_ITEMS_:
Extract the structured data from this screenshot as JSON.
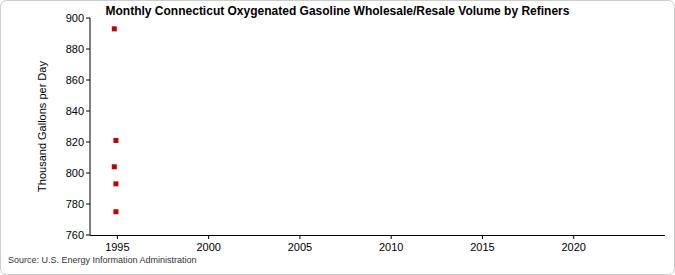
{
  "chart_data": {
    "type": "scatter",
    "title": "Monthly Connecticut Oxygenated Gasoline Wholesale/Resale Volume by Refiners",
    "y_label": "Thousand Gallons per Day",
    "source": "Source: U.S. Energy Information Administration",
    "x": [
      1994.92,
      1994.83,
      1994.92,
      1994.83,
      1994.92
    ],
    "values": [
      821,
      804,
      793,
      893,
      775
    ],
    "color": "#c00000",
    "marker": "square",
    "xlim": [
      1993.5,
      2025
    ],
    "xticks": [
      1995,
      2000,
      2005,
      2010,
      2015,
      2020
    ],
    "ylim": [
      760,
      900
    ],
    "yticks": [
      760,
      780,
      800,
      820,
      840,
      860,
      880,
      900
    ],
    "grid": false
  }
}
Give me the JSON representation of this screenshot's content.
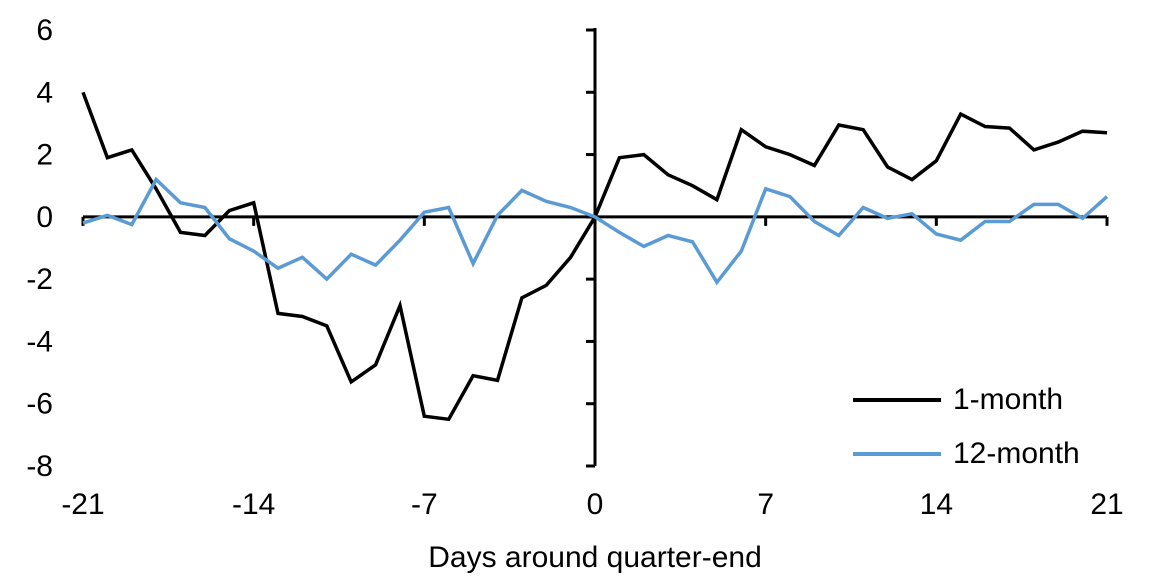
{
  "chart_data": {
    "type": "line",
    "title": "",
    "xlabel": "Days around quarter-end",
    "ylabel": "",
    "xlim": [
      -21,
      21
    ],
    "ylim": [
      -8,
      6
    ],
    "x_ticks": [
      -21,
      -14,
      -7,
      0,
      7,
      14,
      21
    ],
    "y_ticks": [
      6,
      4,
      2,
      0,
      -2,
      -4,
      -6,
      -8
    ],
    "grid": false,
    "legend_position": "lower-right",
    "axis_color": "#000000",
    "x": [
      -21,
      -20,
      -19,
      -18,
      -17,
      -16,
      -15,
      -14,
      -13,
      -12,
      -11,
      -10,
      -9,
      -8,
      -7,
      -6,
      -5,
      -4,
      -3,
      -2,
      -1,
      0,
      1,
      2,
      3,
      4,
      5,
      6,
      7,
      8,
      9,
      10,
      11,
      12,
      13,
      14,
      15,
      16,
      17,
      18,
      19,
      20,
      21
    ],
    "series": [
      {
        "name": "1-month",
        "color": "#000000",
        "values": [
          4.0,
          1.9,
          2.15,
          0.9,
          -0.5,
          -0.6,
          0.2,
          0.45,
          -3.1,
          -3.2,
          -3.5,
          -5.3,
          -4.75,
          -2.85,
          -6.4,
          -6.5,
          -5.1,
          -5.25,
          -2.6,
          -2.2,
          -1.3,
          0,
          1.9,
          2.0,
          1.35,
          1.0,
          0.55,
          2.8,
          2.25,
          2.0,
          1.65,
          2.95,
          2.8,
          1.6,
          1.2,
          1.8,
          3.3,
          2.9,
          2.85,
          2.15,
          2.4,
          2.75,
          2.7
        ]
      },
      {
        "name": "12-month",
        "color": "#5B9BD5",
        "values": [
          -0.2,
          0.05,
          -0.25,
          1.2,
          0.45,
          0.3,
          -0.7,
          -1.1,
          -1.65,
          -1.3,
          -2.0,
          -1.2,
          -1.55,
          -0.75,
          0.15,
          0.3,
          -1.5,
          0.05,
          0.85,
          0.5,
          0.3,
          0,
          -0.5,
          -0.95,
          -0.6,
          -0.8,
          -2.1,
          -1.1,
          0.9,
          0.65,
          -0.15,
          -0.6,
          0.3,
          -0.05,
          0.1,
          -0.55,
          -0.75,
          -0.15,
          -0.15,
          0.4,
          0.4,
          -0.05,
          0.65
        ]
      }
    ]
  }
}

_WRITTEN PROBLEM_: Transcribe the records above verbatim. Do not carry over any picture.

_RESULT_:
Extract the structured data from this screenshot as JSON.
{
  "chart_data": {
    "type": "scatter",
    "title": "Monthly Connecticut Oxygenated Gasoline Wholesale/Resale Volume by Refiners",
    "y_label": "Thousand Gallons per Day",
    "source": "Source: U.S. Energy Information Administration",
    "x": [
      1994.92,
      1994.83,
      1994.92,
      1994.83,
      1994.92
    ],
    "values": [
      821,
      804,
      793,
      893,
      775
    ],
    "color": "#c00000",
    "marker": "square",
    "xlim": [
      1993.5,
      2025
    ],
    "xticks": [
      1995,
      2000,
      2005,
      2010,
      2015,
      2020
    ],
    "ylim": [
      760,
      900
    ],
    "yticks": [
      760,
      780,
      800,
      820,
      840,
      860,
      880,
      900
    ],
    "grid": false
  }
}
Give me the JSON representation of this screenshot's content.
{
  "chart_data": {
    "type": "line",
    "title": "",
    "xlabel": "Days around quarter-end",
    "ylabel": "",
    "xlim": [
      -21,
      21
    ],
    "ylim": [
      -8,
      6
    ],
    "x_ticks": [
      -21,
      -14,
      -7,
      0,
      7,
      14,
      21
    ],
    "y_ticks": [
      6,
      4,
      2,
      0,
      -2,
      -4,
      -6,
      -8
    ],
    "grid": false,
    "legend_position": "lower-right",
    "axis_color": "#000000",
    "x": [
      -21,
      -20,
      -19,
      -18,
      -17,
      -16,
      -15,
      -14,
      -13,
      -12,
      -11,
      -10,
      -9,
      -8,
      -7,
      -6,
      -5,
      -4,
      -3,
      -2,
      -1,
      0,
      1,
      2,
      3,
      4,
      5,
      6,
      7,
      8,
      9,
      10,
      11,
      12,
      13,
      14,
      15,
      16,
      17,
      18,
      19,
      20,
      21
    ],
    "series": [
      {
        "name": "1-month",
        "color": "#000000",
        "values": [
          4.0,
          1.9,
          2.15,
          0.9,
          -0.5,
          -0.6,
          0.2,
          0.45,
          -3.1,
          -3.2,
          -3.5,
          -5.3,
          -4.75,
          -2.85,
          -6.4,
          -6.5,
          -5.1,
          -5.25,
          -2.6,
          -2.2,
          -1.3,
          0,
          1.9,
          2.0,
          1.35,
          1.0,
          0.55,
          2.8,
          2.25,
          2.0,
          1.65,
          2.95,
          2.8,
          1.6,
          1.2,
          1.8,
          3.3,
          2.9,
          2.85,
          2.15,
          2.4,
          2.75,
          2.7
        ]
      },
      {
        "name": "12-month",
        "color": "#5B9BD5",
        "values": [
          -0.2,
          0.05,
          -0.25,
          1.2,
          0.45,
          0.3,
          -0.7,
          -1.1,
          -1.65,
          -1.3,
          -2.0,
          -1.2,
          -1.55,
          -0.75,
          0.15,
          0.3,
          -1.5,
          0.05,
          0.85,
          0.5,
          0.3,
          0,
          -0.5,
          -0.95,
          -0.6,
          -0.8,
          -2.1,
          -1.1,
          0.9,
          0.65,
          -0.15,
          -0.6,
          0.3,
          -0.05,
          0.1,
          -0.55,
          -0.75,
          -0.15,
          -0.15,
          0.4,
          0.4,
          -0.05,
          0.65
        ]
      }
    ]
  }
}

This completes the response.